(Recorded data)
+ + +
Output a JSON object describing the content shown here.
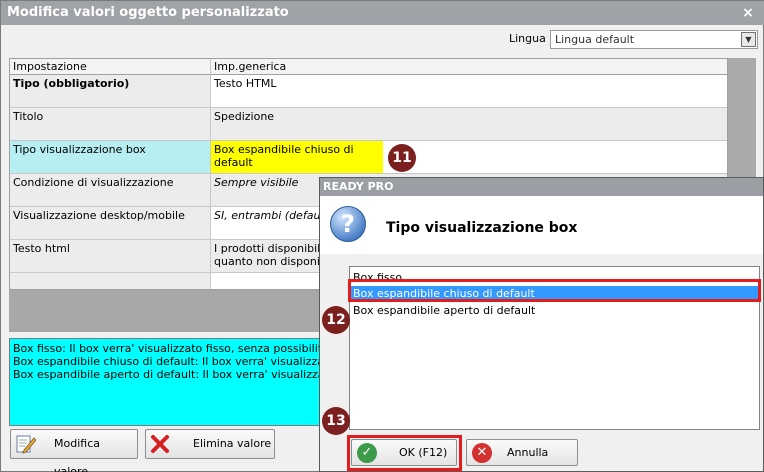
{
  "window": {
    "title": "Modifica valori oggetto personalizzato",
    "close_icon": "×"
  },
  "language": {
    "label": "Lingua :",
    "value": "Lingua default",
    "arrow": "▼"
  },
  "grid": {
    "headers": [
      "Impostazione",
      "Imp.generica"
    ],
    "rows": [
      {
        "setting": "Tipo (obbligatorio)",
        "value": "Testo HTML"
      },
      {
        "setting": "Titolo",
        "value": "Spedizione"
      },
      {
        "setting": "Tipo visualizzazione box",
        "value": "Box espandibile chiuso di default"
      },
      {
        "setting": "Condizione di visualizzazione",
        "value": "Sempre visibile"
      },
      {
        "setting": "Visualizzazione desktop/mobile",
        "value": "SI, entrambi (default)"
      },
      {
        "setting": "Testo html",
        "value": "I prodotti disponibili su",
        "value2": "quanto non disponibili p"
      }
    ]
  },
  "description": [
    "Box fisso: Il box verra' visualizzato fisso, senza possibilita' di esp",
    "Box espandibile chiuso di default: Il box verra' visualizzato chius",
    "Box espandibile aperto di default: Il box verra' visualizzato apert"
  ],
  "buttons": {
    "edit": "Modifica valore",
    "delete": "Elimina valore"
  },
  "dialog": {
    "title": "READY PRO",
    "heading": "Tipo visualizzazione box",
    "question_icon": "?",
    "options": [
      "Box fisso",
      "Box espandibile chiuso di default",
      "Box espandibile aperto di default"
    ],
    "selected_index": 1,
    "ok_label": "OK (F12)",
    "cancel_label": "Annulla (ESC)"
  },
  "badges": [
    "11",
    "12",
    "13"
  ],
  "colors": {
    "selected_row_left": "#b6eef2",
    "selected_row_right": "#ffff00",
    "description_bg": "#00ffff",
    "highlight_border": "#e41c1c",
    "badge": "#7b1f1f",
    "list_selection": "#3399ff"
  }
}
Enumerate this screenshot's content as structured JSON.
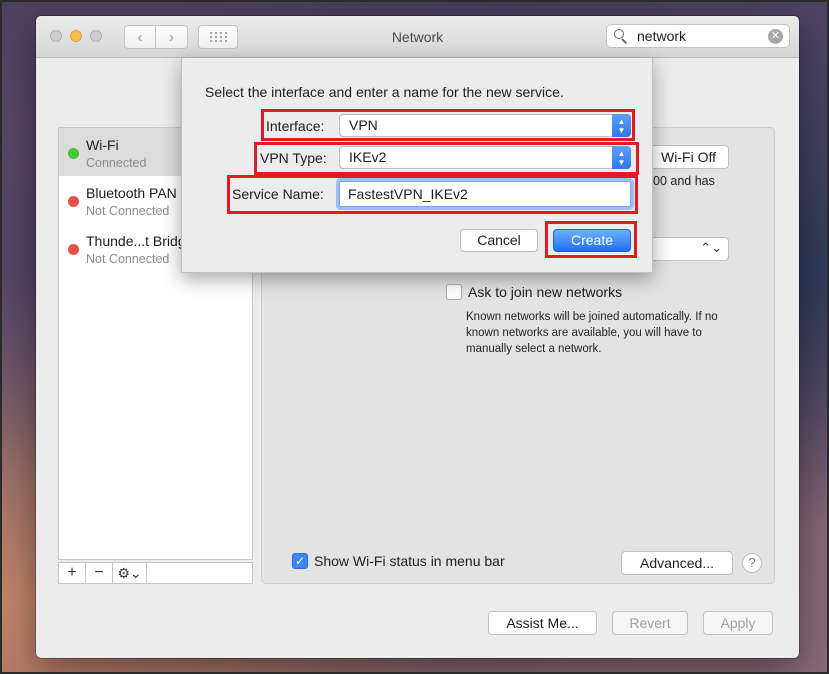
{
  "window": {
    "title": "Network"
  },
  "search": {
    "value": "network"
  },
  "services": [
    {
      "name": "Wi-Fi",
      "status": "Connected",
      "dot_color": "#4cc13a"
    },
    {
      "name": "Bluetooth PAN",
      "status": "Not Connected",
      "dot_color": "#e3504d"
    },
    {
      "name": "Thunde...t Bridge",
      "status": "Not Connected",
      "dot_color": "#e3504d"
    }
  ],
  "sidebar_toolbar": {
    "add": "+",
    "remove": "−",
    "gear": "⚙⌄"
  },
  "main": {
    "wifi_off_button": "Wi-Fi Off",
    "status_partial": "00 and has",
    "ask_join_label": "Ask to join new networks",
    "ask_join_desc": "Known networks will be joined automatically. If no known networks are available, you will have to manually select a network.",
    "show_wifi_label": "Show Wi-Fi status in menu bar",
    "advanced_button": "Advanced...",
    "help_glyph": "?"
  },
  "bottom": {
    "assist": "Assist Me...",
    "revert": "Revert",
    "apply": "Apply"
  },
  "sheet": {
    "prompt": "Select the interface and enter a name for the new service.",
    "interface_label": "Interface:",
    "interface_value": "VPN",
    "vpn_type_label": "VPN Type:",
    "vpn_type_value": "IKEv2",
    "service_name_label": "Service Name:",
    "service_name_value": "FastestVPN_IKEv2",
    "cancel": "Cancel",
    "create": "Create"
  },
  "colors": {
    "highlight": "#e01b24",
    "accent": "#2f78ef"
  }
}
+ + +
Which lines in the listing above hold the word "Tipo"? Show each of them.

        "setting": "Tipo (obbligatorio)",
        "setting": "Tipo visualizzazione box",
    "heading": "Tipo visualizzazione box",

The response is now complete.